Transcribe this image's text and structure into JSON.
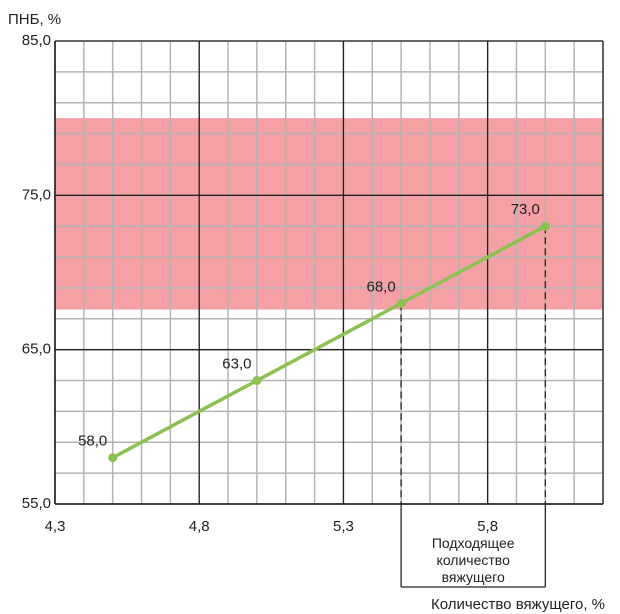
{
  "chart_data": {
    "type": "line",
    "ylabel": "ПНБ, %",
    "xlabel": "Количество вяжущего, %",
    "xlim": [
      4.3,
      6.2
    ],
    "ylim": [
      55,
      85
    ],
    "x_ticks": [
      "4,3",
      "4,8",
      "5,3",
      "5,8"
    ],
    "x_tick_values": [
      4.3,
      4.8,
      5.3,
      5.8
    ],
    "y_ticks": [
      "55,0",
      "65,0",
      "75,0",
      "85,0"
    ],
    "y_tick_values": [
      55,
      65,
      75,
      85
    ],
    "x_minor_step": 0.1,
    "y_minor_step": 2,
    "grid": true,
    "band": {
      "from": 67.6,
      "to": 80,
      "color": "#f4a0a4"
    },
    "series": [
      {
        "name": "ПНБ",
        "color": "#8cc152",
        "x": [
          4.5,
          5.0,
          5.5,
          6.0
        ],
        "y": [
          58,
          63,
          68,
          73
        ],
        "labels": [
          "58,0",
          "63,0",
          "68,0",
          "73,0"
        ]
      }
    ],
    "annotation": {
      "x_from": 5.5,
      "x_to": 6.0,
      "lines": [
        "Подходящее",
        "количество",
        "вяжущего"
      ]
    }
  }
}
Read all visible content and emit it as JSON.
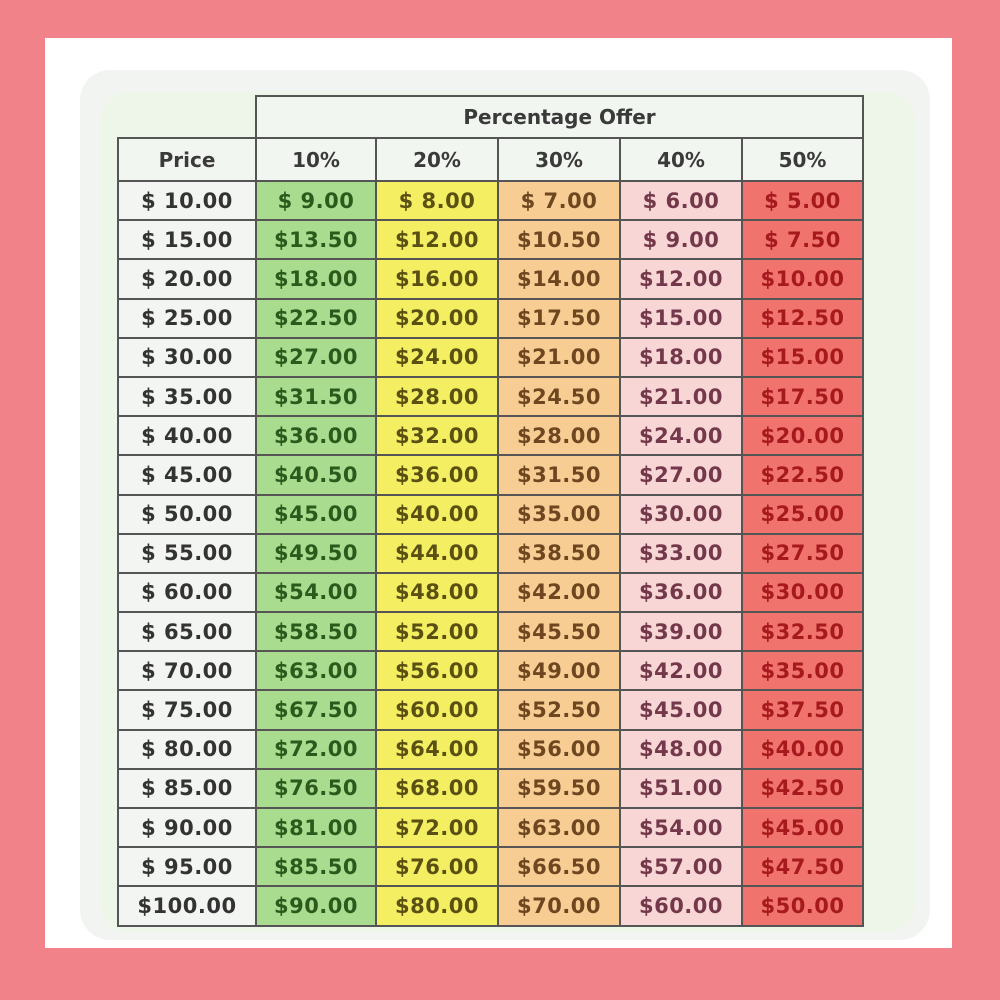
────────────────
→ **What is asked**
Leave the pictures out and print the records above exactly as they stand.

→ **Solution**
Transcribe this image's text and structure into JSON.
{
  "chart_data": {
    "type": "line",
    "ylabel": "ПНБ, %",
    "xlabel": "Количество вяжущего, %",
    "xlim": [
      4.3,
      6.2
    ],
    "ylim": [
      55,
      85
    ],
    "x_ticks": [
      "4,3",
      "4,8",
      "5,3",
      "5,8"
    ],
    "x_tick_values": [
      4.3,
      4.8,
      5.3,
      5.8
    ],
    "y_ticks": [
      "55,0",
      "65,0",
      "75,0",
      "85,0"
    ],
    "y_tick_values": [
      55,
      65,
      75,
      85
    ],
    "x_minor_step": 0.1,
    "y_minor_step": 2,
    "grid": true,
    "band": {
      "from": 67.6,
      "to": 80,
      "color": "#f4a0a4"
    },
    "series": [
      {
        "name": "ПНБ",
        "color": "#8cc152",
        "x": [
          4.5,
          5.0,
          5.5,
          6.0
        ],
        "y": [
          58,
          63,
          68,
          73
        ],
        "labels": [
          "58,0",
          "63,0",
          "68,0",
          "73,0"
        ]
      }
    ],
    "annotation": {
      "x_from": 5.5,
      "x_to": 6.0,
      "lines": [
        "Подходящее",
        "количество",
        "вяжущего"
      ]
    }
  }
}
Read all visible content and emit it as JSON.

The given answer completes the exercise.